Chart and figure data
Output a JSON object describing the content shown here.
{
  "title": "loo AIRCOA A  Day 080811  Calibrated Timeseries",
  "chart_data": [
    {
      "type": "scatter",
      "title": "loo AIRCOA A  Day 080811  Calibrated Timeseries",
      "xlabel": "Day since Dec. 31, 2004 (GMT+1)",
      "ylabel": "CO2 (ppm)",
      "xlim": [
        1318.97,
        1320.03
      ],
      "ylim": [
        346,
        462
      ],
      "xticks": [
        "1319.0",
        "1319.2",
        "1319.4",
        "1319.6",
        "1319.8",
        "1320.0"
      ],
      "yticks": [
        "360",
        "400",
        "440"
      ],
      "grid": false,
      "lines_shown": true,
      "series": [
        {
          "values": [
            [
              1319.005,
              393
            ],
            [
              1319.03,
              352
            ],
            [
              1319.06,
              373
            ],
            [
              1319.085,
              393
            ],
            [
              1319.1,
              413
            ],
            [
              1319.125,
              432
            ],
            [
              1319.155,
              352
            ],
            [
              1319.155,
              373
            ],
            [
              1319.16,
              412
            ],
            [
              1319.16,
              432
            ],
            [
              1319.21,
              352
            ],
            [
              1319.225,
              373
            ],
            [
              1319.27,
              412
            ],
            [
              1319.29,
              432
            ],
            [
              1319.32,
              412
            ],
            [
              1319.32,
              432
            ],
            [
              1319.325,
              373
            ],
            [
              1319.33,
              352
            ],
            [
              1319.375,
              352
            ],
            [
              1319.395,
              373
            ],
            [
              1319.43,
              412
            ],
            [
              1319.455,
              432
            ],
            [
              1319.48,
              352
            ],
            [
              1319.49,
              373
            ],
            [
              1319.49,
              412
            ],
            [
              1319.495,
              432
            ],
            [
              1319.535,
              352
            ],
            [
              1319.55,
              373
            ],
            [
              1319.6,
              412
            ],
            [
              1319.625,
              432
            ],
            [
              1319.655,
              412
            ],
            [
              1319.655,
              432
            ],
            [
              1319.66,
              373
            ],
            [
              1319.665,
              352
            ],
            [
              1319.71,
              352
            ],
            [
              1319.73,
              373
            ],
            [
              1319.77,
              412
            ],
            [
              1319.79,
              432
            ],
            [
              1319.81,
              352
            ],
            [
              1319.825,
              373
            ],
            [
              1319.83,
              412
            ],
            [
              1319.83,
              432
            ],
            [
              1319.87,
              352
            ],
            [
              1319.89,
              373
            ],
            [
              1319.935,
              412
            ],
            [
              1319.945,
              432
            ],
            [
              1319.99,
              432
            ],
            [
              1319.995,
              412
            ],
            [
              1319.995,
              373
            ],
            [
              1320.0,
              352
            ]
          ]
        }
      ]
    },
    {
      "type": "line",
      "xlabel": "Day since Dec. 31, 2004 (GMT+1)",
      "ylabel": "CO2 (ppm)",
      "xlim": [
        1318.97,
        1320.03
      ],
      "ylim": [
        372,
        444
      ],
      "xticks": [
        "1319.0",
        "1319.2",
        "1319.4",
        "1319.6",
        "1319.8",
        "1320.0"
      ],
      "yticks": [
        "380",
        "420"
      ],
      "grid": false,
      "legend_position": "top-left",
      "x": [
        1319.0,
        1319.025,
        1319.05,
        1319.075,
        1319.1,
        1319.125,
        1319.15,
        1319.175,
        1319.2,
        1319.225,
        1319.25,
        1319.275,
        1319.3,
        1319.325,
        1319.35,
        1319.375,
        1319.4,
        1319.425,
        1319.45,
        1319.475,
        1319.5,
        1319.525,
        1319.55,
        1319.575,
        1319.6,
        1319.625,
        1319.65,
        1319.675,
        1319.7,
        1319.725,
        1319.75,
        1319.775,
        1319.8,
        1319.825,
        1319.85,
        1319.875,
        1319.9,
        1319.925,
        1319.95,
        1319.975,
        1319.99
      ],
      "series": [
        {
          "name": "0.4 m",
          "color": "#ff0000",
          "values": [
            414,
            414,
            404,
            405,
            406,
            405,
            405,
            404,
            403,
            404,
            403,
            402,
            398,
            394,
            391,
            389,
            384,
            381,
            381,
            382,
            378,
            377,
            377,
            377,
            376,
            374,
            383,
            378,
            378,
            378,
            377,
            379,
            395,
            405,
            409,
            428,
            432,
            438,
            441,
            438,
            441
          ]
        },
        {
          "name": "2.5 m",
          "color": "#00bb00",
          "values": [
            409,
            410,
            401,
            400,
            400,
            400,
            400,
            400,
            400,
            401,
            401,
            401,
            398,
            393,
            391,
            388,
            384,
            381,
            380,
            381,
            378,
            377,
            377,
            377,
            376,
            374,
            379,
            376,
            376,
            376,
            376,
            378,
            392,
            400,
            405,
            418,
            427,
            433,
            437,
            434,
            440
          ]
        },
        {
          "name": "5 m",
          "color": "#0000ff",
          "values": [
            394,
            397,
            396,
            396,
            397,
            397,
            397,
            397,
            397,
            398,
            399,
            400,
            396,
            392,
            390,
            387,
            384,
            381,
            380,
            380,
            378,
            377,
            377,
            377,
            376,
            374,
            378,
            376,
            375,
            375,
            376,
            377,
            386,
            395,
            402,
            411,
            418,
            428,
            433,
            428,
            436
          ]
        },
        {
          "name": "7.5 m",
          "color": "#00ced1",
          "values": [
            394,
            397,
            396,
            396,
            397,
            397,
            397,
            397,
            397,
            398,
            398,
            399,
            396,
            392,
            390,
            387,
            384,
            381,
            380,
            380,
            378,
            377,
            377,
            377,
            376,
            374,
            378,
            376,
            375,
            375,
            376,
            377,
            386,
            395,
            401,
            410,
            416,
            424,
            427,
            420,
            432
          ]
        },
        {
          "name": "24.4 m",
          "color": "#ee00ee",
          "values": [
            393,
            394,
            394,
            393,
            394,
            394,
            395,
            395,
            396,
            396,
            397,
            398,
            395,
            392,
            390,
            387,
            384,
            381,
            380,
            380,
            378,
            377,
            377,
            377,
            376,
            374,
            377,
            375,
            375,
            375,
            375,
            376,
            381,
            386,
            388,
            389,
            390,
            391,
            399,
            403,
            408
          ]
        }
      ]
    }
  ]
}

Problem description :: Find every line in the records that contains the word "Calibrated"; copy those lines.

Expected answer ::
  "title": "loo AIRCOA A  Day 080811  Calibrated Timeseries",
      "title": "loo AIRCOA A  Day 080811  Calibrated Timeseries",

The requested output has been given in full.